What the task requires: Transcribe the entries below exactly; leave every image out.

(Figure collection entries)
^^^^
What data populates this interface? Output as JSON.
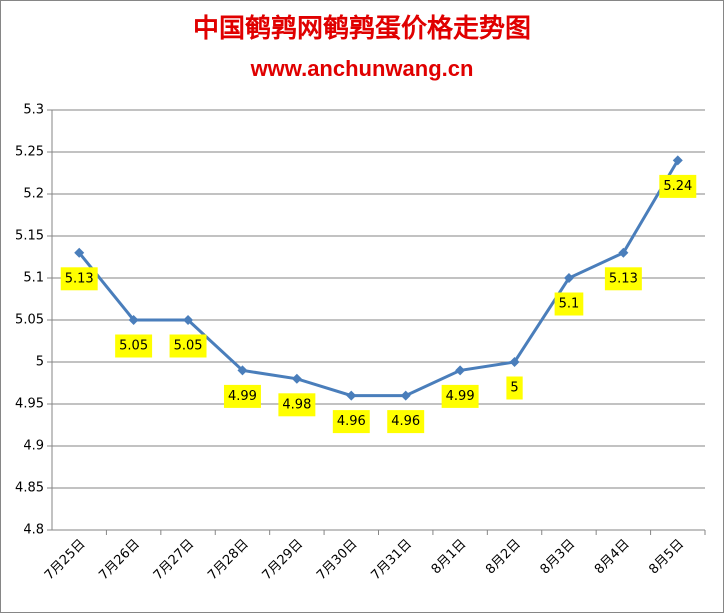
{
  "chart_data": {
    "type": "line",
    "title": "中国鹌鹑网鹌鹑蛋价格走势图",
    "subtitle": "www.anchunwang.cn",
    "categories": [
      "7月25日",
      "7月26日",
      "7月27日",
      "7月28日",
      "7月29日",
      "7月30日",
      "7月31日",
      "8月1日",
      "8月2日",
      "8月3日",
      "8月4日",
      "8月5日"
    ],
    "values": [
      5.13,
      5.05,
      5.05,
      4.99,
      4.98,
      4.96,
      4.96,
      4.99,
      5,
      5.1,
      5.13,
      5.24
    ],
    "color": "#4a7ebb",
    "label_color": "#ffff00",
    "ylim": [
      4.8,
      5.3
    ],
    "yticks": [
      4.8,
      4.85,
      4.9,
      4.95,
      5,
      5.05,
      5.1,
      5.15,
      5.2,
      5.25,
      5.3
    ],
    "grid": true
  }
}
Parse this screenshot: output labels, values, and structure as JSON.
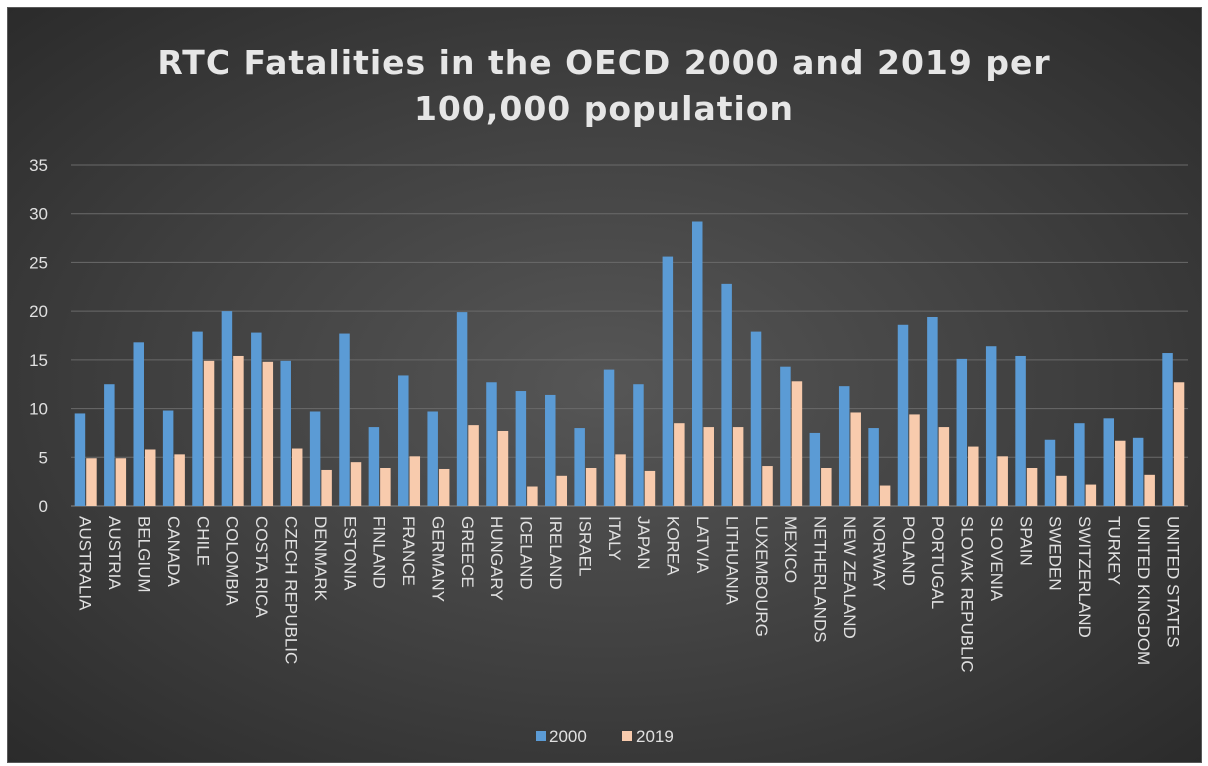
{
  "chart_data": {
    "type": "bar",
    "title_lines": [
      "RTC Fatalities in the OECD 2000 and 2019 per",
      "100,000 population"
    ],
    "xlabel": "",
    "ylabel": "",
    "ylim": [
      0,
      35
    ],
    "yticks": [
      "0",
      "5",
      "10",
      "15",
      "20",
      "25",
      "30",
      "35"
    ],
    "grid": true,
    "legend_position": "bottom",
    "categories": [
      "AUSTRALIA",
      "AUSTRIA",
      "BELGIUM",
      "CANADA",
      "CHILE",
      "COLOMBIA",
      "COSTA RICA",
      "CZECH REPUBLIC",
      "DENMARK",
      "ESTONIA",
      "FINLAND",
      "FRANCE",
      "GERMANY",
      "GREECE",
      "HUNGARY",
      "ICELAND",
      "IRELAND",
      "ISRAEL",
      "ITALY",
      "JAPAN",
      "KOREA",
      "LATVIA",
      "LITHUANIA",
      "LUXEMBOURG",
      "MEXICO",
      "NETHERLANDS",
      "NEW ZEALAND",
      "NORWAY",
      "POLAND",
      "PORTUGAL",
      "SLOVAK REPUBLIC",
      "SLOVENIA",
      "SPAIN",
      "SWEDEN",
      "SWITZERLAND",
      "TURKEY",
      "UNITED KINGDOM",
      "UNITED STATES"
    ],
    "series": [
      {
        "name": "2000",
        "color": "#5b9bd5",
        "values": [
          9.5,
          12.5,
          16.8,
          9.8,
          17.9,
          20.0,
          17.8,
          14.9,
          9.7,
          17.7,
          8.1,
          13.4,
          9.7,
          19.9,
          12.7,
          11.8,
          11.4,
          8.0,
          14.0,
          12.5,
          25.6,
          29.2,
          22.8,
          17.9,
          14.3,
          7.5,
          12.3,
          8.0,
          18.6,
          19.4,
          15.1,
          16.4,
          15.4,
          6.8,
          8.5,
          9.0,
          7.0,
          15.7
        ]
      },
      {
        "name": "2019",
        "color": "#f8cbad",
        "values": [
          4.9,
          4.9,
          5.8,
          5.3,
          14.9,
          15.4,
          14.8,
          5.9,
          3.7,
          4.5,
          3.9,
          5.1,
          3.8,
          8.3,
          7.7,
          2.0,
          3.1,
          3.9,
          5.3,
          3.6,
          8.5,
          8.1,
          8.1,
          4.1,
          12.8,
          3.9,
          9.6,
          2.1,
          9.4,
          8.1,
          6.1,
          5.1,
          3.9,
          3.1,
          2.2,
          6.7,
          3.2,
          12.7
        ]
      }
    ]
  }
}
^^^^
Right answer:
What data populates this interface? Output as JSON.
{
  "chart_data": {
    "type": "line",
    "title": "中国鹌鹑网鹌鹑蛋价格走势图",
    "subtitle": "www.anchunwang.cn",
    "categories": [
      "7月25日",
      "7月26日",
      "7月27日",
      "7月28日",
      "7月29日",
      "7月30日",
      "7月31日",
      "8月1日",
      "8月2日",
      "8月3日",
      "8月4日",
      "8月5日"
    ],
    "values": [
      5.13,
      5.05,
      5.05,
      4.99,
      4.98,
      4.96,
      4.96,
      4.99,
      5,
      5.1,
      5.13,
      5.24
    ],
    "color": "#4a7ebb",
    "label_color": "#ffff00",
    "ylim": [
      4.8,
      5.3
    ],
    "yticks": [
      4.8,
      4.85,
      4.9,
      4.95,
      5,
      5.05,
      5.1,
      5.15,
      5.2,
      5.25,
      5.3
    ],
    "grid": true
  }
}
Parse this screenshot: output labels, values, and structure as JSON.
{
  "chart_data": {
    "type": "bar",
    "title_lines": [
      "RTC Fatalities in the OECD 2000 and 2019 per",
      "100,000 population"
    ],
    "xlabel": "",
    "ylabel": "",
    "ylim": [
      0,
      35
    ],
    "yticks": [
      "0",
      "5",
      "10",
      "15",
      "20",
      "25",
      "30",
      "35"
    ],
    "grid": true,
    "legend_position": "bottom",
    "categories": [
      "AUSTRALIA",
      "AUSTRIA",
      "BELGIUM",
      "CANADA",
      "CHILE",
      "COLOMBIA",
      "COSTA RICA",
      "CZECH REPUBLIC",
      "DENMARK",
      "ESTONIA",
      "FINLAND",
      "FRANCE",
      "GERMANY",
      "GREECE",
      "HUNGARY",
      "ICELAND",
      "IRELAND",
      "ISRAEL",
      "ITALY",
      "JAPAN",
      "KOREA",
      "LATVIA",
      "LITHUANIA",
      "LUXEMBOURG",
      "MEXICO",
      "NETHERLANDS",
      "NEW ZEALAND",
      "NORWAY",
      "POLAND",
      "PORTUGAL",
      "SLOVAK REPUBLIC",
      "SLOVENIA",
      "SPAIN",
      "SWEDEN",
      "SWITZERLAND",
      "TURKEY",
      "UNITED KINGDOM",
      "UNITED STATES"
    ],
    "series": [
      {
        "name": "2000",
        "color": "#5b9bd5",
        "values": [
          9.5,
          12.5,
          16.8,
          9.8,
          17.9,
          20.0,
          17.8,
          14.9,
          9.7,
          17.7,
          8.1,
          13.4,
          9.7,
          19.9,
          12.7,
          11.8,
          11.4,
          8.0,
          14.0,
          12.5,
          25.6,
          29.2,
          22.8,
          17.9,
          14.3,
          7.5,
          12.3,
          8.0,
          18.6,
          19.4,
          15.1,
          16.4,
          15.4,
          6.8,
          8.5,
          9.0,
          7.0,
          15.7
        ]
      },
      {
        "name": "2019",
        "color": "#f8cbad",
        "values": [
          4.9,
          4.9,
          5.8,
          5.3,
          14.9,
          15.4,
          14.8,
          5.9,
          3.7,
          4.5,
          3.9,
          5.1,
          3.8,
          8.3,
          7.7,
          2.0,
          3.1,
          3.9,
          5.3,
          3.6,
          8.5,
          8.1,
          8.1,
          4.1,
          12.8,
          3.9,
          9.6,
          2.1,
          9.4,
          8.1,
          6.1,
          5.1,
          3.9,
          3.1,
          2.2,
          6.7,
          3.2,
          12.7
        ]
      }
    ]
  }
}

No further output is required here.